Check each line of the listing, and copy it if it contains the word "Marcus".

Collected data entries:
START

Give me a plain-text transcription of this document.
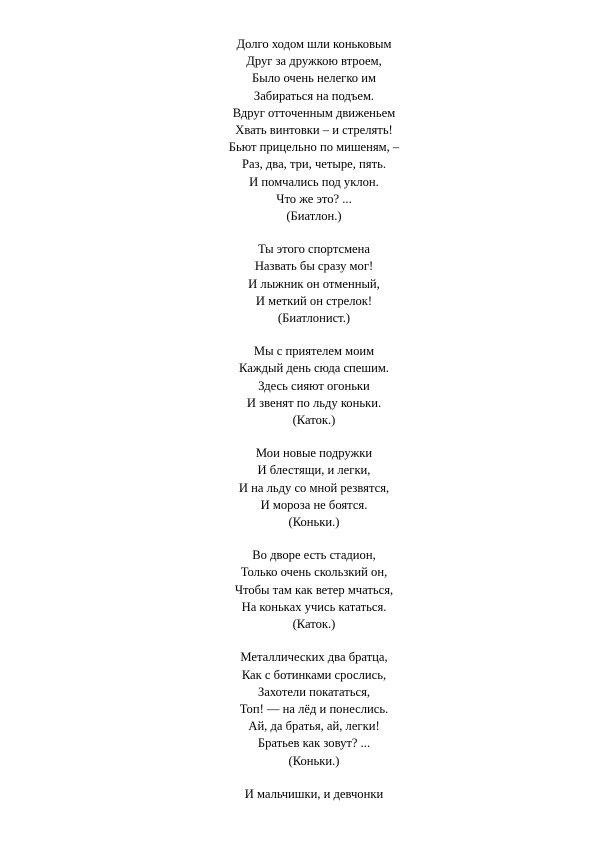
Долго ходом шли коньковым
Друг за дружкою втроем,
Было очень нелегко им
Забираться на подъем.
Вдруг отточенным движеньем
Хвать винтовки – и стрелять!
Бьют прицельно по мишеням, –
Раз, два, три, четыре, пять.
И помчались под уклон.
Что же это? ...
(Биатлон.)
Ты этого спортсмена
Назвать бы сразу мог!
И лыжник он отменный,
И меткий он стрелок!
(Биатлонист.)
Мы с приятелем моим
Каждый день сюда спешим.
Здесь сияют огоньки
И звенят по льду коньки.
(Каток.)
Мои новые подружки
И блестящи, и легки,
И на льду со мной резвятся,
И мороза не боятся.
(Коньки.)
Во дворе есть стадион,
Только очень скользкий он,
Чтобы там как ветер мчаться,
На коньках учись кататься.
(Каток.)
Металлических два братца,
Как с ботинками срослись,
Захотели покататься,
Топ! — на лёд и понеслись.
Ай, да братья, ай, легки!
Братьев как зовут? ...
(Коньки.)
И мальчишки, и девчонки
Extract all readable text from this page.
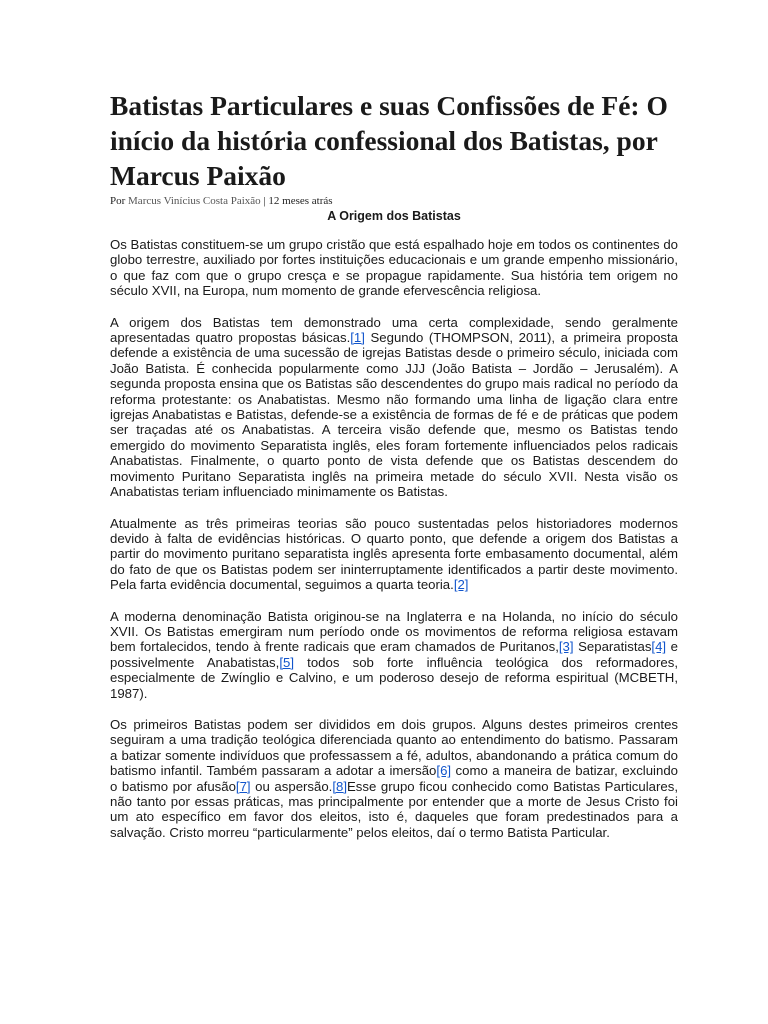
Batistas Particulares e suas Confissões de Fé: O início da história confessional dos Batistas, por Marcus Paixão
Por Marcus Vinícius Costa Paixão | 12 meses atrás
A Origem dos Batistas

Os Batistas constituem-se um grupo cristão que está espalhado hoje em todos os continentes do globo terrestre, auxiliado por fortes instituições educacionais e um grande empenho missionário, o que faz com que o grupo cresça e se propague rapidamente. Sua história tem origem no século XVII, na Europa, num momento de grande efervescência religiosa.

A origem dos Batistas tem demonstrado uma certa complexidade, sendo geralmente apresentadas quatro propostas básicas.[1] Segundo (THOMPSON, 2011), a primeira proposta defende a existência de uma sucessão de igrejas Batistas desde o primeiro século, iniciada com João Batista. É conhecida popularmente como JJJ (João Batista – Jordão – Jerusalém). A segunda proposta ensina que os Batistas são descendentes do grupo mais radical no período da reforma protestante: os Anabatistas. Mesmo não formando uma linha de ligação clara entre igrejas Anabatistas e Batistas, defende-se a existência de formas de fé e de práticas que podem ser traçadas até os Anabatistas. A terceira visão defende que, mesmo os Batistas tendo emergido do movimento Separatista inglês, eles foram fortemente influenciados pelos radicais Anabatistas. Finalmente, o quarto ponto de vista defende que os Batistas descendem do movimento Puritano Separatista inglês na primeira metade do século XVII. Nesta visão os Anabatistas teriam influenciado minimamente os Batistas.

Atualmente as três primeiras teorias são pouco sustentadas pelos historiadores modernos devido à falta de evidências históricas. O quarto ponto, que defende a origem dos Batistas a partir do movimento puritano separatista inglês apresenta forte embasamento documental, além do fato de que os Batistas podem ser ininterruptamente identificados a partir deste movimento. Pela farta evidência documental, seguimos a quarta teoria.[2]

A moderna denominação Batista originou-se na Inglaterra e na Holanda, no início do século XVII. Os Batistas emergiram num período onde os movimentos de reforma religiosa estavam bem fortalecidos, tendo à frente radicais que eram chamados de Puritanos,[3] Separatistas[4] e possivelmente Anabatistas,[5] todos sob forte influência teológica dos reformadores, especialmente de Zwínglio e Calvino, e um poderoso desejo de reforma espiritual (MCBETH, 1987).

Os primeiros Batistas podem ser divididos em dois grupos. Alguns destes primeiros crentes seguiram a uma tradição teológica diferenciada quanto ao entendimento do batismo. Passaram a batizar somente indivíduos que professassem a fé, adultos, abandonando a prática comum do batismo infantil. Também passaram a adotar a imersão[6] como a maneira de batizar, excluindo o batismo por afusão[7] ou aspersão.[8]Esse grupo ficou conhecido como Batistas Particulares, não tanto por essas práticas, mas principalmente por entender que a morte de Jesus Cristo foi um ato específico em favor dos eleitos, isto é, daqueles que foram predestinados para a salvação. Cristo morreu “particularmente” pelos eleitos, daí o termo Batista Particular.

END

## Response to this task
Batistas Particulares e suas Confissões de Fé: O início da história confessional dos Batistas, por Marcus Paixão
Por Marcus Vinícius Costa Paixão | 12 meses atrás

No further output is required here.